* Problem description
Write down each entry again, exactly as it reads.
====
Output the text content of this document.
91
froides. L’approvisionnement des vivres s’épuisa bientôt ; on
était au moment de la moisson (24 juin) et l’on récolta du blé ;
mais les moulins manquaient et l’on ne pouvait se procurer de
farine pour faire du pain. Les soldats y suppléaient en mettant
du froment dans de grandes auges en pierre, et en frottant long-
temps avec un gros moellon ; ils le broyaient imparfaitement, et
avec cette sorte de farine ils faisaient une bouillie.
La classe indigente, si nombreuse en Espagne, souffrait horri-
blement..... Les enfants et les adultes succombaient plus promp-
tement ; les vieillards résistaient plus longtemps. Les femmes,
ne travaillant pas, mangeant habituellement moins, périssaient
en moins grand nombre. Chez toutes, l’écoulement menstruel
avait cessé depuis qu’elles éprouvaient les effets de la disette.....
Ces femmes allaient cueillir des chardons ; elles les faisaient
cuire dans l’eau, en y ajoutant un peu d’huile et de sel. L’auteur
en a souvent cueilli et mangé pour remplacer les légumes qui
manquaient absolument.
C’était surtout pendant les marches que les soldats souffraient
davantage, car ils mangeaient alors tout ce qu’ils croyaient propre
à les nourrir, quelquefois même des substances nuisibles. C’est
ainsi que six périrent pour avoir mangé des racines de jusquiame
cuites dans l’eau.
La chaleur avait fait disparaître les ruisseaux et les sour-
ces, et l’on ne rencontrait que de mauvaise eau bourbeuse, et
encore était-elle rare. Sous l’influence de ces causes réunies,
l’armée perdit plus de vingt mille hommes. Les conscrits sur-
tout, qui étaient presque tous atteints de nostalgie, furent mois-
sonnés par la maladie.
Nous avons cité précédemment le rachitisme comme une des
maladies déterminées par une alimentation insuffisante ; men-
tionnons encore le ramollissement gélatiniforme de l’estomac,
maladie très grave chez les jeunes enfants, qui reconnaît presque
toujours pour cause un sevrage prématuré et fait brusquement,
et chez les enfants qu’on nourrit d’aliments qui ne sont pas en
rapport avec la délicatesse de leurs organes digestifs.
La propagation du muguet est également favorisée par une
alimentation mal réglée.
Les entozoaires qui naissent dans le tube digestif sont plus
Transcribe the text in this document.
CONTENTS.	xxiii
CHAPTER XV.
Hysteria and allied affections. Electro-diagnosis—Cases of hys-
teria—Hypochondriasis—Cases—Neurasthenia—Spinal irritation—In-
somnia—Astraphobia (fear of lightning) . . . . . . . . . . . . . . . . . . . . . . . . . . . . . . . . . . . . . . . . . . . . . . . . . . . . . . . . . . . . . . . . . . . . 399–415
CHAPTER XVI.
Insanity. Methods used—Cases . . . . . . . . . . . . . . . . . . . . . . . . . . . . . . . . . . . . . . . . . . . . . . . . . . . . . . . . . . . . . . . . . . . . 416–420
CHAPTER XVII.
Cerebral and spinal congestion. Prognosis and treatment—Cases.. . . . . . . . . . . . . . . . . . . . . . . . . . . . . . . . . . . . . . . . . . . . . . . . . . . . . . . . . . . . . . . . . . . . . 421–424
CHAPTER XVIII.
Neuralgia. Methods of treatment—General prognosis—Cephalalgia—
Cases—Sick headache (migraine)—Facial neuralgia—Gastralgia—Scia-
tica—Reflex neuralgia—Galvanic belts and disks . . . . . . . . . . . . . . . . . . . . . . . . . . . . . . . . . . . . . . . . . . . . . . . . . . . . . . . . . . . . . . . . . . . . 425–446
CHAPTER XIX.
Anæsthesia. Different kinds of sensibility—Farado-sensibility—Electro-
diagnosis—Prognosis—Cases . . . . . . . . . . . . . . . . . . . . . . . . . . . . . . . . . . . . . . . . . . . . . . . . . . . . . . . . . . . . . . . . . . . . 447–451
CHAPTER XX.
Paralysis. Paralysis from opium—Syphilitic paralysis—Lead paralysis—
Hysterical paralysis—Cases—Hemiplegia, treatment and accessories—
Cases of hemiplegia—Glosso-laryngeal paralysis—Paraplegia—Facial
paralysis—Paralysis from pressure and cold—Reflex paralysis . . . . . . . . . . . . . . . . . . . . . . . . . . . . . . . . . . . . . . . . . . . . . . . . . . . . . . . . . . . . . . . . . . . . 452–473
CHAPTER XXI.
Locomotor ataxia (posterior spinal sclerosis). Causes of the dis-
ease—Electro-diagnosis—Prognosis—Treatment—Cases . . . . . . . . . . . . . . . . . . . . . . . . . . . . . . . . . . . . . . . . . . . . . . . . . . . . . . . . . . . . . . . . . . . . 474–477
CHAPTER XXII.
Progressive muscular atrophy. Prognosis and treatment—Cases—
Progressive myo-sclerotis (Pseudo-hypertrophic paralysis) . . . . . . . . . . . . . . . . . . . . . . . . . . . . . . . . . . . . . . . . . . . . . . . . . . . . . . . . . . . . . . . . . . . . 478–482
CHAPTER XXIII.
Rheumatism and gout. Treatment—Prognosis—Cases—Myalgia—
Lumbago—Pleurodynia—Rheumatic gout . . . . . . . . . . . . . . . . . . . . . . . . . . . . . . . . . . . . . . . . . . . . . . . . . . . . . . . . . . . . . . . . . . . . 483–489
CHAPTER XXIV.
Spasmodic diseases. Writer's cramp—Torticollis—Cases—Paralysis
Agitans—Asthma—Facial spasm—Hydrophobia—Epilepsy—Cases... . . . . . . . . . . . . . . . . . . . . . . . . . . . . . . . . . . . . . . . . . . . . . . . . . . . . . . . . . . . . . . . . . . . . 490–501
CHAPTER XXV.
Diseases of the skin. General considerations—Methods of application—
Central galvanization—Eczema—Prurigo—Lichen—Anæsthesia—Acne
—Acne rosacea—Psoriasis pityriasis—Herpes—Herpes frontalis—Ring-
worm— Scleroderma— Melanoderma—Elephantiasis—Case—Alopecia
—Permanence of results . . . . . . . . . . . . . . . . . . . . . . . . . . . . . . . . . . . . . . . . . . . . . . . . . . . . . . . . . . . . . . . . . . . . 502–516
====
* Written answer
Output the text content of this document.
91
froides. L’approvisionnement des vivres s’épuisa bientôt ; on
était au moment de la moisson (24 juin) et l’on récolta du blé ;
mais les moulins manquaient et l’on ne pouvait se procurer de
farine pour faire du pain. Les soldats y suppléaient en mettant
du froment dans de grandes auges en pierre, et en frottant long-
temps avec un gros moellon ; ils le broyaient imparfaitement, et
avec cette sorte de farine ils faisaient une bouillie.
La classe indigente, si nombreuse en Espagne, souffrait horri-
blement..... Les enfants et les adultes succombaient plus promp-
tement ; les vieillards résistaient plus longtemps. Les femmes,
ne travaillant pas, mangeant habituellement moins, périssaient
en moins grand nombre. Chez toutes, l’écoulement menstruel
avait cessé depuis qu’elles éprouvaient les effets de la disette.....
Ces femmes allaient cueillir des chardons ; elles les faisaient
cuire dans l’eau, en y ajoutant un peu d’huile et de sel. L’auteur
en a souvent cueilli et mangé pour remplacer les légumes qui
manquaient absolument.
C’était surtout pendant les marches que les soldats souffraient
davantage, car ils mangeaient alors tout ce qu’ils croyaient propre
à les nourrir, quelquefois même des substances nuisibles. C’est
ainsi que six périrent pour avoir mangé des racines de jusquiame
cuites dans l’eau.
La chaleur avait fait disparaître les ruisseaux et les sour-
ces, et l’on ne rencontrait que de mauvaise eau bourbeuse, et
encore était-elle rare. Sous l’influence de ces causes réunies,
l’armée perdit plus de vingt mille hommes. Les conscrits sur-
tout, qui étaient presque tous atteints de nostalgie, furent mois-
sonnés par la maladie.
Nous avons cité précédemment le rachitisme comme une des
maladies déterminées par une alimentation insuffisante ; men-
tionnons encore le ramollissement gélatiniforme de l’estomac,
maladie très grave chez les jeunes enfants, qui reconnaît presque
toujours pour cause un sevrage prématuré et fait brusquement,
et chez les enfants qu’on nourrit d’aliments qui ne sont pas en
rapport avec la délicatesse de leurs organes digestifs.
La propagation du muguet est également favorisée par une
alimentation mal réglée.
Les entozoaires qui naissent dans le tube digestif sont plus
Transcribe the text in this document.
CONTENTS.	xxiii
CHAPTER XV.
Hysteria and allied affections. Electro-diagnosis—Cases of hys-
teria—Hypochondriasis—Cases—Neurasthenia—Spinal irritation—In-
somnia—Astraphobia (fear of lightning) . . . . . . . . . . . . . . . . . . . . . . . . . . . . . . . . . . . . . . . . . . . . . . . . . . . . . . . . . . . . . . . . . . . . 399–415
CHAPTER XVI.
Insanity. Methods used—Cases . . . . . . . . . . . . . . . . . . . . . . . . . . . . . . . . . . . . . . . . . . . . . . . . . . . . . . . . . . . . . . . . . . . . 416–420
CHAPTER XVII.
Cerebral and spinal congestion. Prognosis and treatment—Cases.. . . . . . . . . . . . . . . . . . . . . . . . . . . . . . . . . . . . . . . . . . . . . . . . . . . . . . . . . . . . . . . . . . . . . 421–424
CHAPTER XVIII.
Neuralgia. Methods of treatment—General prognosis—Cephalalgia—
Cases—Sick headache (migraine)—Facial neuralgia—Gastralgia—Scia-
tica—Reflex neuralgia—Galvanic belts and disks . . . . . . . . . . . . . . . . . . . . . . . . . . . . . . . . . . . . . . . . . . . . . . . . . . . . . . . . . . . . . . . . . . . . 425–446
CHAPTER XIX.
Anæsthesia. Different kinds of sensibility—Farado-sensibility—Electro-
diagnosis—Prognosis—Cases . . . . . . . . . . . . . . . . . . . . . . . . . . . . . . . . . . . . . . . . . . . . . . . . . . . . . . . . . . . . . . . . . . . . 447–451
CHAPTER XX.
Paralysis. Paralysis from opium—Syphilitic paralysis—Lead paralysis—
Hysterical paralysis—Cases—Hemiplegia, treatment and accessories—
Cases of hemiplegia—Glosso-laryngeal paralysis—Paraplegia—Facial
paralysis—Paralysis from pressure and cold—Reflex paralysis . . . . . . . . . . . . . . . . . . . . . . . . . . . . . . . . . . . . . . . . . . . . . . . . . . . . . . . . . . . . . . . . . . . . 452–473
CHAPTER XXI.
Locomotor ataxia (posterior spinal sclerosis). Causes of the dis-
ease—Electro-diagnosis—Prognosis—Treatment—Cases . . . . . . . . . . . . . . . . . . . . . . . . . . . . . . . . . . . . . . . . . . . . . . . . . . . . . . . . . . . . . . . . . . . . 474–477
CHAPTER XXII.
Progressive muscular atrophy. Prognosis and treatment—Cases—
Progressive myo-sclerotis (Pseudo-hypertrophic paralysis) . . . . . . . . . . . . . . . . . . . . . . . . . . . . . . . . . . . . . . . . . . . . . . . . . . . . . . . . . . . . . . . . . . . . 478–482
CHAPTER XXIII.
Rheumatism and gout. Treatment—Prognosis—Cases—Myalgia—
Lumbago—Pleurodynia—Rheumatic gout . . . . . . . . . . . . . . . . . . . . . . . . . . . . . . . . . . . . . . . . . . . . . . . . . . . . . . . . . . . . . . . . . . . . 483–489
CHAPTER XXIV.
Spasmodic diseases. Writer's cramp—Torticollis—Cases—Paralysis
Agitans—Asthma—Facial spasm—Hydrophobia—Epilepsy—Cases... . . . . . . . . . . . . . . . . . . . . . . . . . . . . . . . . . . . . . . . . . . . . . . . . . . . . . . . . . . . . . . . . . . . . 490–501
CHAPTER XXV.
Diseases of the skin. General considerations—Methods of application—
Central galvanization—Eczema—Prurigo—Lichen—Anæsthesia—Acne
—Acne rosacea—Psoriasis pityriasis—Herpes—Herpes frontalis—Ring-
worm— Scleroderma— Melanoderma—Elephantiasis—Case—Alopecia
—Permanence of results . . . . . . . . . . . . . . . . . . . . . . . . . . . . . . . . . . . . . . . . . . . . . . . . . . . . . . . . . . . . . . . . . . . . 502–516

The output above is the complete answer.